**What you need to do**
Exactly the lines from the one containing "Transcribe the text in this document." through the final line of the listing are to be retyped, and nothing more.

**Working data**
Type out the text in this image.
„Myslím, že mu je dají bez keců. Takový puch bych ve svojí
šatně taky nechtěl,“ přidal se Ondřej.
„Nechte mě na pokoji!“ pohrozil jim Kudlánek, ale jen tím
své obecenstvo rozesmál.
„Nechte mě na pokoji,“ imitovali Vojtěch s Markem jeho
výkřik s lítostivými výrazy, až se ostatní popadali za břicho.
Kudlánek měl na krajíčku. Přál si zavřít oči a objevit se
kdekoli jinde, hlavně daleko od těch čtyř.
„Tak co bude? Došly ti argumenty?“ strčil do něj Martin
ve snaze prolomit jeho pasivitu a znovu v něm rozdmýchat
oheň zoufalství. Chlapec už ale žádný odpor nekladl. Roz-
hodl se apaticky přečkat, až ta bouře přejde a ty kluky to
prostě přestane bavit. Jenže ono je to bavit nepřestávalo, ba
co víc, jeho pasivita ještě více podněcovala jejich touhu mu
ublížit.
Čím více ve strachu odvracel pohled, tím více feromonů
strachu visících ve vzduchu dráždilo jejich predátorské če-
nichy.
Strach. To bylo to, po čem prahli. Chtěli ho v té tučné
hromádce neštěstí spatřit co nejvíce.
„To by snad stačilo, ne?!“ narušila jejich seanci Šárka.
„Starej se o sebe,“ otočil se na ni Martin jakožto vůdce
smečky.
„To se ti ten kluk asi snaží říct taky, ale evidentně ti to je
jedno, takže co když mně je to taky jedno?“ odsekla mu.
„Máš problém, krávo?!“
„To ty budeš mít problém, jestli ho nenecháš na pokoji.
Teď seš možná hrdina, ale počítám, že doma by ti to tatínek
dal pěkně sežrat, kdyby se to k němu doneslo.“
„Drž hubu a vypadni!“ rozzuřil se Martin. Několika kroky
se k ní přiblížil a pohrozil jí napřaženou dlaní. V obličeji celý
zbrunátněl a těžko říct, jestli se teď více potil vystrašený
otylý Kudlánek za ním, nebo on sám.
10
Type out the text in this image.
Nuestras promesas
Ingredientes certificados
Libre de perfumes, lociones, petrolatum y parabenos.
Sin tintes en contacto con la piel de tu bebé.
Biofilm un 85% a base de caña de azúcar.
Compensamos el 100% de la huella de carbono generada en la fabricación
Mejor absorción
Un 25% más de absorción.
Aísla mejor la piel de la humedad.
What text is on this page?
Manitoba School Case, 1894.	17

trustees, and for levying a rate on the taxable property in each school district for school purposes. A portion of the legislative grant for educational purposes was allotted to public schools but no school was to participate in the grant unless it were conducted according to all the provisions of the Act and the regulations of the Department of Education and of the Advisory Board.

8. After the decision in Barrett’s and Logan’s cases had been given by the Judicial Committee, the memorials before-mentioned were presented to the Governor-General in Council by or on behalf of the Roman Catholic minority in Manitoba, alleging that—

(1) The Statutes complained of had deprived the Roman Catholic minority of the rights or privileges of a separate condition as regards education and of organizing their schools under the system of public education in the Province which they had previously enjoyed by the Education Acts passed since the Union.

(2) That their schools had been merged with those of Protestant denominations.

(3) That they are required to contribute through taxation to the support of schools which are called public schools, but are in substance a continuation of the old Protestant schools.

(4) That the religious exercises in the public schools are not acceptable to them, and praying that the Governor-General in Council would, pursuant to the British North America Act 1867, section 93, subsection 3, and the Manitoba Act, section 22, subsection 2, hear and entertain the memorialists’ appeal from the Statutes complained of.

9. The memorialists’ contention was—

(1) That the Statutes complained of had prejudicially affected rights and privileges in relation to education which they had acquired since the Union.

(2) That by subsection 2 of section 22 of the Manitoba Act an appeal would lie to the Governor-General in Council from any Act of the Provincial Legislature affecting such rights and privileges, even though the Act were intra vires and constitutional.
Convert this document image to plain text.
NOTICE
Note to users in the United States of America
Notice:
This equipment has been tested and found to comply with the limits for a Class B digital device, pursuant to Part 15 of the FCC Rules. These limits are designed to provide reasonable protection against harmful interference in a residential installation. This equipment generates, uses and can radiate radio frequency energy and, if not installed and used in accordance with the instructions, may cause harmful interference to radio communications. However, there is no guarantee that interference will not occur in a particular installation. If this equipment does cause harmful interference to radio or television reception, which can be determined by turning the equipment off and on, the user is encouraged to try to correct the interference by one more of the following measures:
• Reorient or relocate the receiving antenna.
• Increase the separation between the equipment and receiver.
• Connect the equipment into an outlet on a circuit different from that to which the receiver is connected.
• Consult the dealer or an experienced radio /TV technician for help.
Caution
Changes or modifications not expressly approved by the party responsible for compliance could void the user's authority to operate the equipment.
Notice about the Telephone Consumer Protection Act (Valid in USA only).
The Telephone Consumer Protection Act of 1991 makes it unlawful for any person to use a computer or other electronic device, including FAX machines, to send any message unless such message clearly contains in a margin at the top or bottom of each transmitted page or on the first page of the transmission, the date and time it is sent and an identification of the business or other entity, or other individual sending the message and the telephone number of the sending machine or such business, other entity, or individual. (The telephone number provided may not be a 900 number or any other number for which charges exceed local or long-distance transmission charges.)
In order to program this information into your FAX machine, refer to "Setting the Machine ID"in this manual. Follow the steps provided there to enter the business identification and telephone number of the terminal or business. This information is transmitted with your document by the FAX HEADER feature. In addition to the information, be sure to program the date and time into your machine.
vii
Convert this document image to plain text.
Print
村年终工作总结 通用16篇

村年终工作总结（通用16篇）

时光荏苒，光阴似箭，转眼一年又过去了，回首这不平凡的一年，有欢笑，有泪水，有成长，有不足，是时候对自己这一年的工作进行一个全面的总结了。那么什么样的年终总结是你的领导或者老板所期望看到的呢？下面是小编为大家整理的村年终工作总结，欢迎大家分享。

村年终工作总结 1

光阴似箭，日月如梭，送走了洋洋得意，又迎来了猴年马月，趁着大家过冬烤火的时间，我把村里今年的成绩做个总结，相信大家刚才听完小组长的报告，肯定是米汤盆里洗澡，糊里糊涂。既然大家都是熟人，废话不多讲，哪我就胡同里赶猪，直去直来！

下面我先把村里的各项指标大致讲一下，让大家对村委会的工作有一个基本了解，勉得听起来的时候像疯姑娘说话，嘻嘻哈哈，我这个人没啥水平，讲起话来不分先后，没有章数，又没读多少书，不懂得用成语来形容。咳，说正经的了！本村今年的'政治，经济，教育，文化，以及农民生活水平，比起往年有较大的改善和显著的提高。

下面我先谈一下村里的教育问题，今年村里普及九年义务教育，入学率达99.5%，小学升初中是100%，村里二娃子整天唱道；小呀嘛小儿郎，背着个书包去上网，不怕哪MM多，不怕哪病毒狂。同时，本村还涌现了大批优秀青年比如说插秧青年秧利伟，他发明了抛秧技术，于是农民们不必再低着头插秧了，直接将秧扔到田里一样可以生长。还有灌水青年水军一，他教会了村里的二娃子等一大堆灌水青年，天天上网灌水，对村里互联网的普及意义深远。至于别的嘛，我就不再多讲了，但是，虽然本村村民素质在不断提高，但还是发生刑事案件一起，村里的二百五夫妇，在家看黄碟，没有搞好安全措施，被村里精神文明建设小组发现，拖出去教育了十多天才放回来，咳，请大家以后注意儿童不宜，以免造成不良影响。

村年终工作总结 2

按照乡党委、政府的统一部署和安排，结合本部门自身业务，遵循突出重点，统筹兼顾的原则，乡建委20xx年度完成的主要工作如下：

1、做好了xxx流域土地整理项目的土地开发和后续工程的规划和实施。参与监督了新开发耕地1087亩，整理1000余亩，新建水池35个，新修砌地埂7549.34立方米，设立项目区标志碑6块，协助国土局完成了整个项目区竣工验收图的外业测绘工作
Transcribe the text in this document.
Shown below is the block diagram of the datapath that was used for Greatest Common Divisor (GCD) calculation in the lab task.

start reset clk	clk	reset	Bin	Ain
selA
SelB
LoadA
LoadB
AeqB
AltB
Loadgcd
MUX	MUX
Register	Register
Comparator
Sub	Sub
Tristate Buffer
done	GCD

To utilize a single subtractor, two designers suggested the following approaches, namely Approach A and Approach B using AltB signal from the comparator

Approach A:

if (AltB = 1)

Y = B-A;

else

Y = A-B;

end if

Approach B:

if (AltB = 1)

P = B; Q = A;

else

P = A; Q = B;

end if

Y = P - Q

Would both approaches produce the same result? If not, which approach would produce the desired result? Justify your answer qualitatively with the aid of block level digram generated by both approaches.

**Task result**
Transcribe the text in this document.
Shown below is the block diagram of the datapath that was used for Greatest Common Divisor (GCD) calculation in the lab task.

start reset clk	clk	reset	Bin	Ain
selA
SelB
LoadA
LoadB
AeqB
AltB
Loadgcd
MUX	MUX
Register	Register
Comparator
Sub	Sub
Tristate Buffer
done	GCD

To utilize a single subtractor, two designers suggested the following approaches, namely Approach A and Approach B using AltB signal from the comparator

Approach A:

if (AltB = 1)

Y = B-A;

else

Y = A-B;

end if

Approach B:

if (AltB = 1)

P = B; Q = A;

else

P = A; Q = B;

end if

Y = P - Q

Would both approaches produce the same result? If not, which approach would produce the desired result? Justify your answer qualitatively with the aid of block level digram generated by both approaches.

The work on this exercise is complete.